== Given exercise ==
Pull every "JSON" line out of the data below.

== Stored rows ==
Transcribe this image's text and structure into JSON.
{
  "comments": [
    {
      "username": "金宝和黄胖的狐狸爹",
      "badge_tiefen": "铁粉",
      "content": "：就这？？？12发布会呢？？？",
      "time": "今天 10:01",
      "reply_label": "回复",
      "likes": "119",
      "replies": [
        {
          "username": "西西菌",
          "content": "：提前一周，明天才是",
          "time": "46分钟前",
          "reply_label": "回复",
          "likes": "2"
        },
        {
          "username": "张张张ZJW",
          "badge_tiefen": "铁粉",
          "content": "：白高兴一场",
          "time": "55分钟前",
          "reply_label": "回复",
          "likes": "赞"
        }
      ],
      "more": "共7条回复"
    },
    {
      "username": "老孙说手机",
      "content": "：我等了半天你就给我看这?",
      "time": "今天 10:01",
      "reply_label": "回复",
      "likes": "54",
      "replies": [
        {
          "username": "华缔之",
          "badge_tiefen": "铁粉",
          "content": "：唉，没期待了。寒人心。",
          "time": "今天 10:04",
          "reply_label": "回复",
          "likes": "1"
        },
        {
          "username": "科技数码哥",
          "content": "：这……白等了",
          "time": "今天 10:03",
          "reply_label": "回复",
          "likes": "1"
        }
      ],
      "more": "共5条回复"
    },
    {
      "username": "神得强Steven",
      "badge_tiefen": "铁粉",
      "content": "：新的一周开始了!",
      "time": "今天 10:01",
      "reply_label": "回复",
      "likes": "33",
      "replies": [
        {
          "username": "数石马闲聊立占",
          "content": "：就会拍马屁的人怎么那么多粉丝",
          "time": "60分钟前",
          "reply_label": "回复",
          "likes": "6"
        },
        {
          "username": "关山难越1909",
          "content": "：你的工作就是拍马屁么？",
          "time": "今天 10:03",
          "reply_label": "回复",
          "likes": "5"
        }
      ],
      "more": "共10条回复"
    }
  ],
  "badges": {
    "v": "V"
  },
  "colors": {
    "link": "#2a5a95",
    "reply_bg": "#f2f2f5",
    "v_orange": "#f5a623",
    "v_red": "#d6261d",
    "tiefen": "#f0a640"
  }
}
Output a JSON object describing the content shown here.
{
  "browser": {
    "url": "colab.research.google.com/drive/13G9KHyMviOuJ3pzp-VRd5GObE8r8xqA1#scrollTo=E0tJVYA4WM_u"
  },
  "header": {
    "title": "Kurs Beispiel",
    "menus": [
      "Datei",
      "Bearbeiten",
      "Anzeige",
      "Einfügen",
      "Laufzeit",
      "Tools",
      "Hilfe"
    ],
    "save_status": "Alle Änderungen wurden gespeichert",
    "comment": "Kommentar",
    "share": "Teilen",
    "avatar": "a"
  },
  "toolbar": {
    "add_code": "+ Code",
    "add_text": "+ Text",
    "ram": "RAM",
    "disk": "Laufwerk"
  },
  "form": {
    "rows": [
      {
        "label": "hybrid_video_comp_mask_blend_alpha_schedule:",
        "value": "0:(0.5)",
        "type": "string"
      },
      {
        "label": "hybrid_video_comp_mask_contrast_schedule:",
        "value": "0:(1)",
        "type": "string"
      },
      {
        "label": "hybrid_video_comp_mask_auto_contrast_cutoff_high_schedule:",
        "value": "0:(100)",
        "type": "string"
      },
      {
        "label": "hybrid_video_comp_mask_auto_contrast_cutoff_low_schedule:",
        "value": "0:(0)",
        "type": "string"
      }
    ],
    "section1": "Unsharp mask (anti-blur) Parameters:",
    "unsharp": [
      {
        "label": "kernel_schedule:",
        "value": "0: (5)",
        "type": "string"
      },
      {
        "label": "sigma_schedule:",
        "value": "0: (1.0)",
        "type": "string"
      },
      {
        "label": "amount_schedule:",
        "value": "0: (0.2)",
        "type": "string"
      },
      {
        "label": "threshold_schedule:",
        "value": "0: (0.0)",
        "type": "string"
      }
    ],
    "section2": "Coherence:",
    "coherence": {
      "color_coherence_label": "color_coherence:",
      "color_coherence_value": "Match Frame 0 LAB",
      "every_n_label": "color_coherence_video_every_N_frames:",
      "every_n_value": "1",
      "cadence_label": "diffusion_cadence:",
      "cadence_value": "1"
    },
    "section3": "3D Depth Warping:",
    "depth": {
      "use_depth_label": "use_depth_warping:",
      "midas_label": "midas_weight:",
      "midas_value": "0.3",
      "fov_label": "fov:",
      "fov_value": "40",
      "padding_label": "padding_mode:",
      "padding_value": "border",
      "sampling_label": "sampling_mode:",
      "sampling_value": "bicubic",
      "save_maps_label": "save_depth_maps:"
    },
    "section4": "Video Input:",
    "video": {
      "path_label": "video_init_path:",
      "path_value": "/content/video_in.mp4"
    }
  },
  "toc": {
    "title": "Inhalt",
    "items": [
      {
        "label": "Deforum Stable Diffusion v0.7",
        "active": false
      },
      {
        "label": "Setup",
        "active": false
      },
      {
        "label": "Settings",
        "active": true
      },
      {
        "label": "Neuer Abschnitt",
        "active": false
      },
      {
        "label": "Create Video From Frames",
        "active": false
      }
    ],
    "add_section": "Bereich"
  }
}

== Task response ==
Transcribe this image's text and structure into JSON.
Output a JSON object describing the content shown here.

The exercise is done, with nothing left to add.